• **Problem statement**: Retype all the entries word for word, but omit the pictures.

• **Excerpted data**:
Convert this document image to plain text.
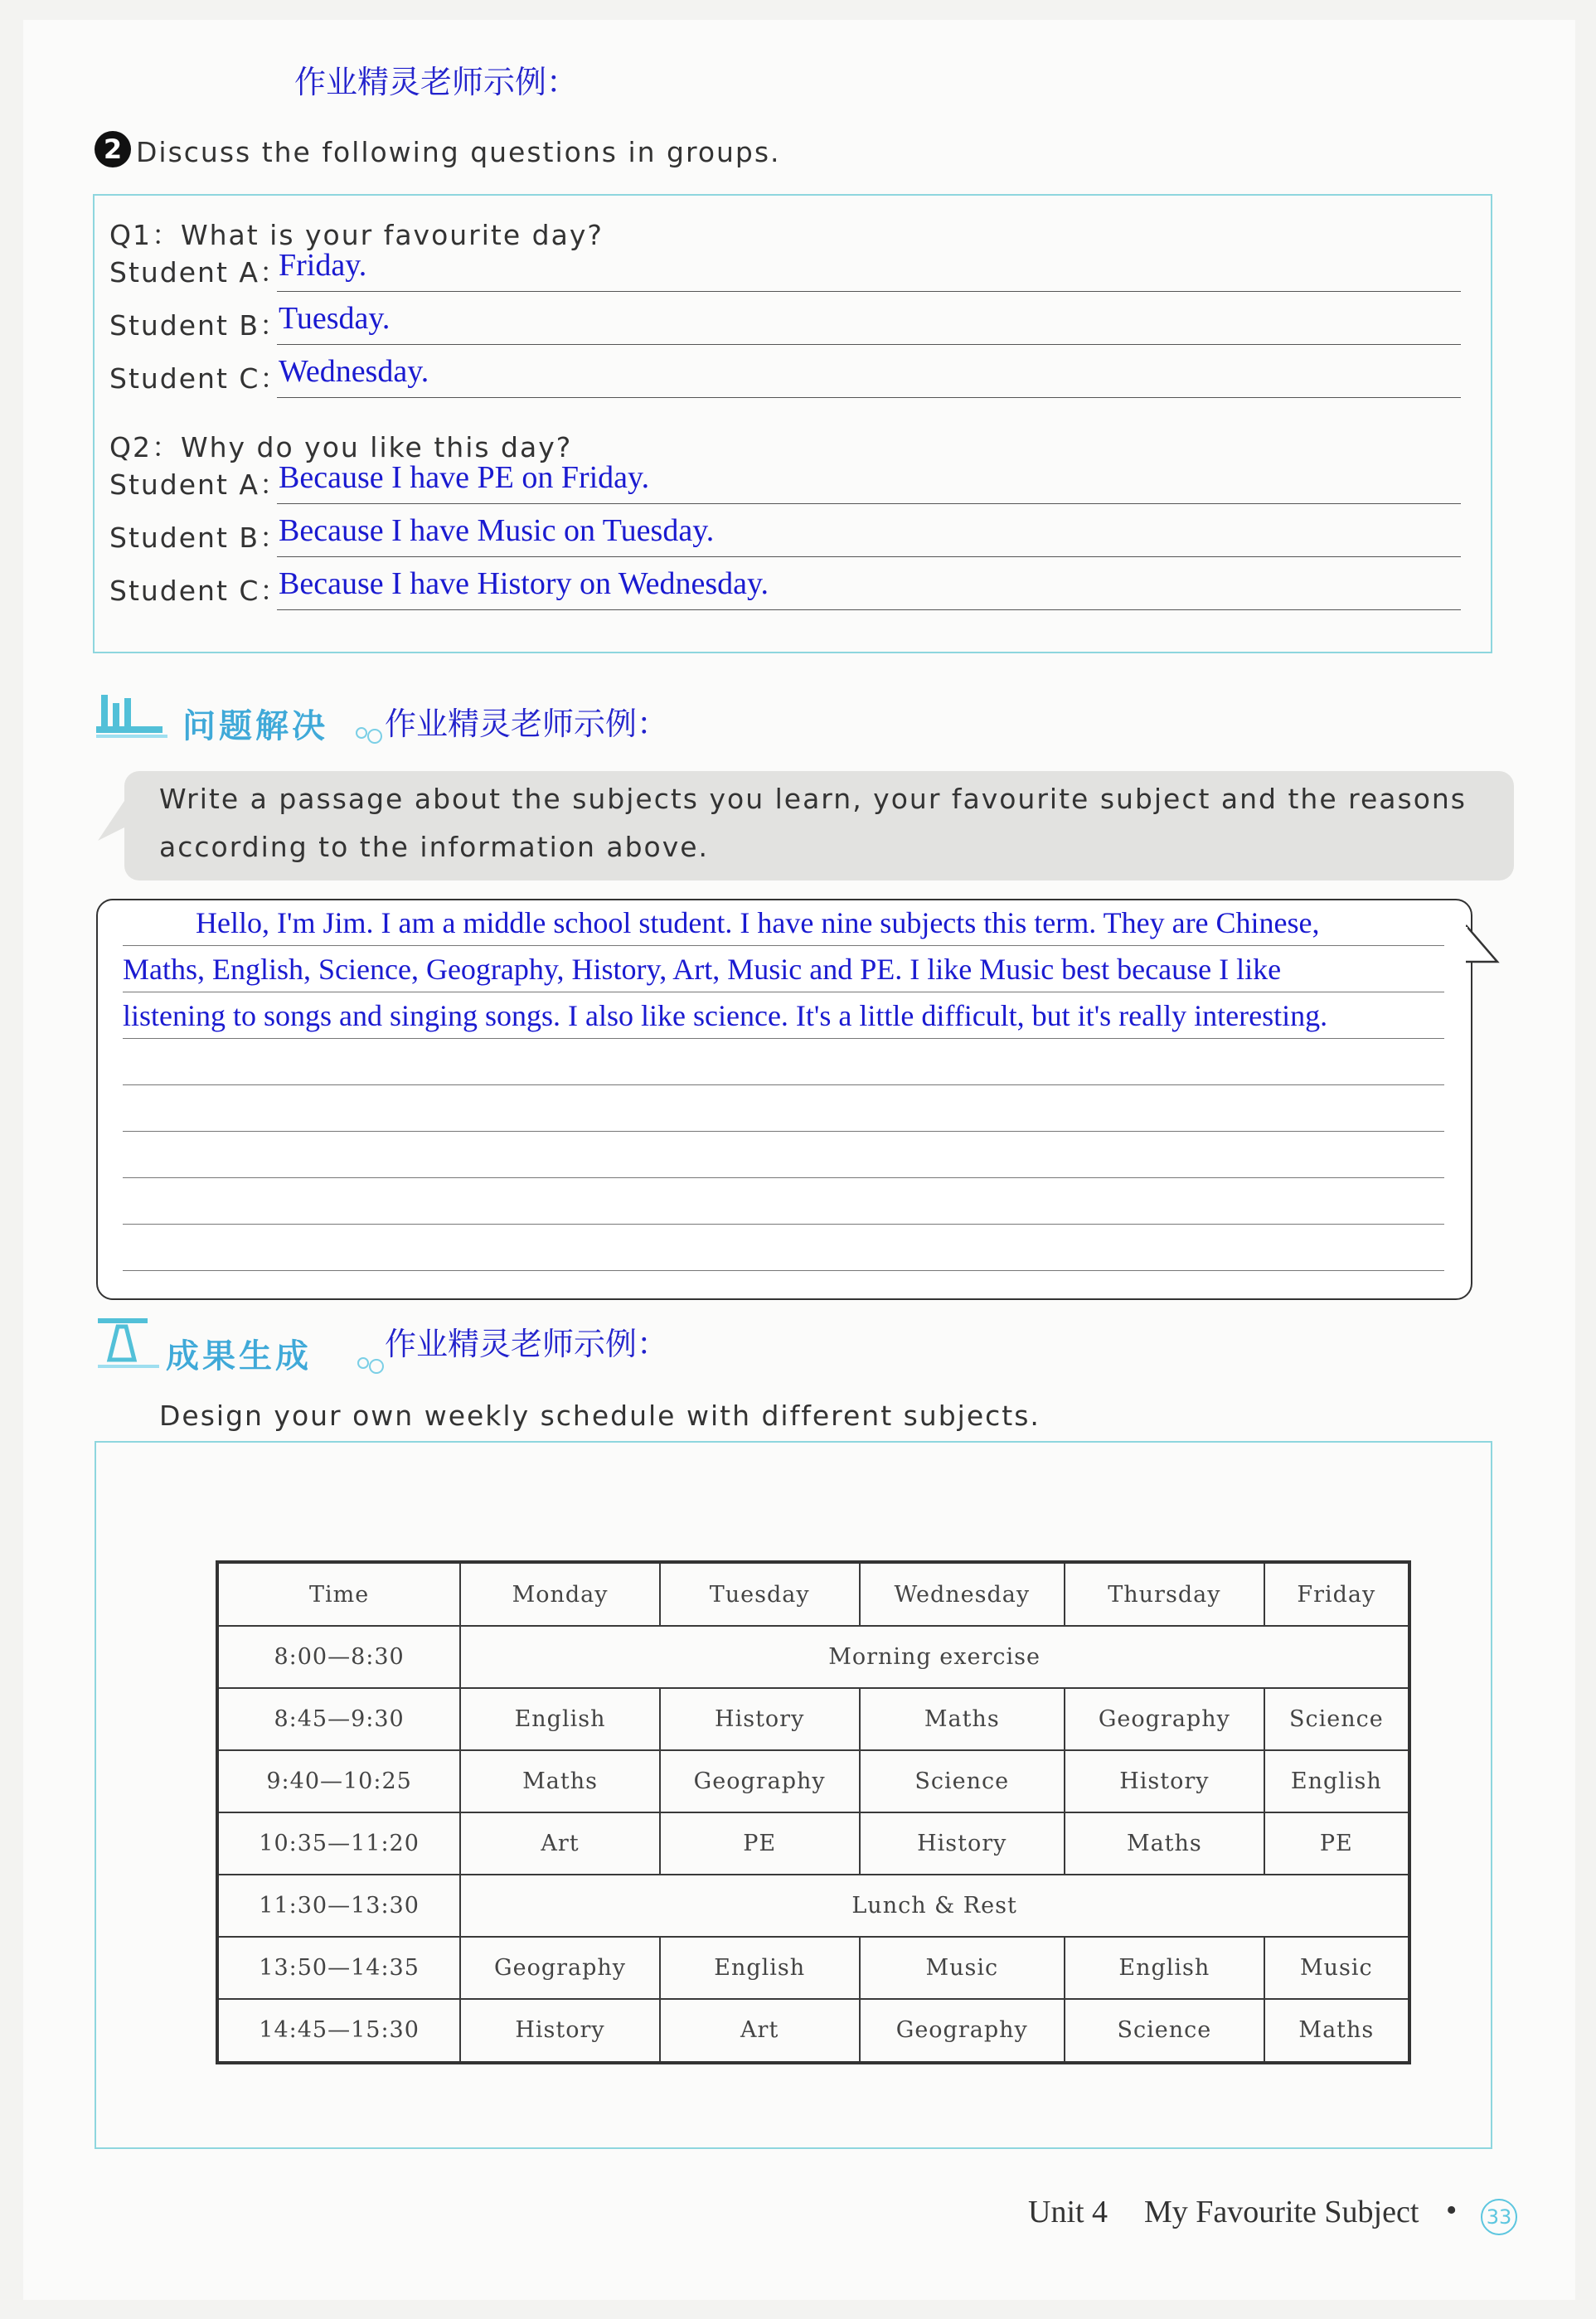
作业精灵老师示例：
2 Discuss the following questions in groups.
Q1：What is your favourite day?
Student A：
Friday.
Student B：
Tuesday.
Student C：
Wednesday.
Q2：Why do you like this day?
Student A：
Because I have PE on Friday.
Student B：
Because I have Music on Tuesday.
Student C：
Because I have History on Wednesday.
问题解决 作业精灵老师示例：
Write a passage about the subjects you learn, your favourite subject and the reasons
according to the information above.
Hello, I'm Jim. I am a middle school student. I have nine subjects this term. They are Chinese,
Maths, English, Science, Geography, History, Art, Music and PE. I like Music best because I like
listening to songs and singing songs. I also like science. It's a little difficult, but it's really interesting.
成果生成 作业精灵老师示例：
Design your own weekly schedule with different subjects.
Time	Monday	Tuesday	Wednesday	Thursday	Friday
8:00—8:30	Morning exercise				
8:45—9:30	English	History	Maths	Geography	Science
9:40—10:25	Maths	Geography	Science	History	English
10:35—11:20	Art	PE	History	Maths	PE
11:30—13:30	Lunch & Rest				
13:50—14:35	Geography	English	Music	English	Music
14:45—15:30	History	Art	Geography	Science	Maths
Unit 4 My Favourite Subject • 33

• **Exercise answer**:
Convert this document image to plain text.
作业精灵老师示例：
2 Discuss the following questions in groups.
Q1：What is your favourite day?
Student A：
Friday.
Student B：
Tuesday.
Student C：
Wednesday.
Q2：Why do you like this day?
Student A：
Because I have PE on Friday.
Student B：
Because I have Music on Tuesday.
Student C：
Because I have History on Wednesday.
问题解决 作业精灵老师示例：
Write a passage about the subjects you learn, your favourite subject and the reasons
according to the information above.
Hello, I'm Jim. I am a middle school student. I have nine subjects this term. They are Chinese,
Maths, English, Science, Geography, History, Art, Music and PE. I like Music best because I like
listening to songs and singing songs. I also like science. It's a little difficult, but it's really interesting.
成果生成 作业精灵老师示例：
Design your own weekly schedule with different subjects.
Time	Monday	Tuesday	Wednesday	Thursday	Friday
8:00—8:30	Morning exercise				
8:45—9:30	English	History	Maths	Geography	Science
9:40—10:25	Maths	Geography	Science	History	English
10:35—11:20	Art	PE	History	Maths	PE
11:30—13:30	Lunch & Rest				
13:50—14:35	Geography	English	Music	English	Music
14:45—15:30	History	Art	Geography	Science	Maths
Unit 4 My Favourite Subject • 33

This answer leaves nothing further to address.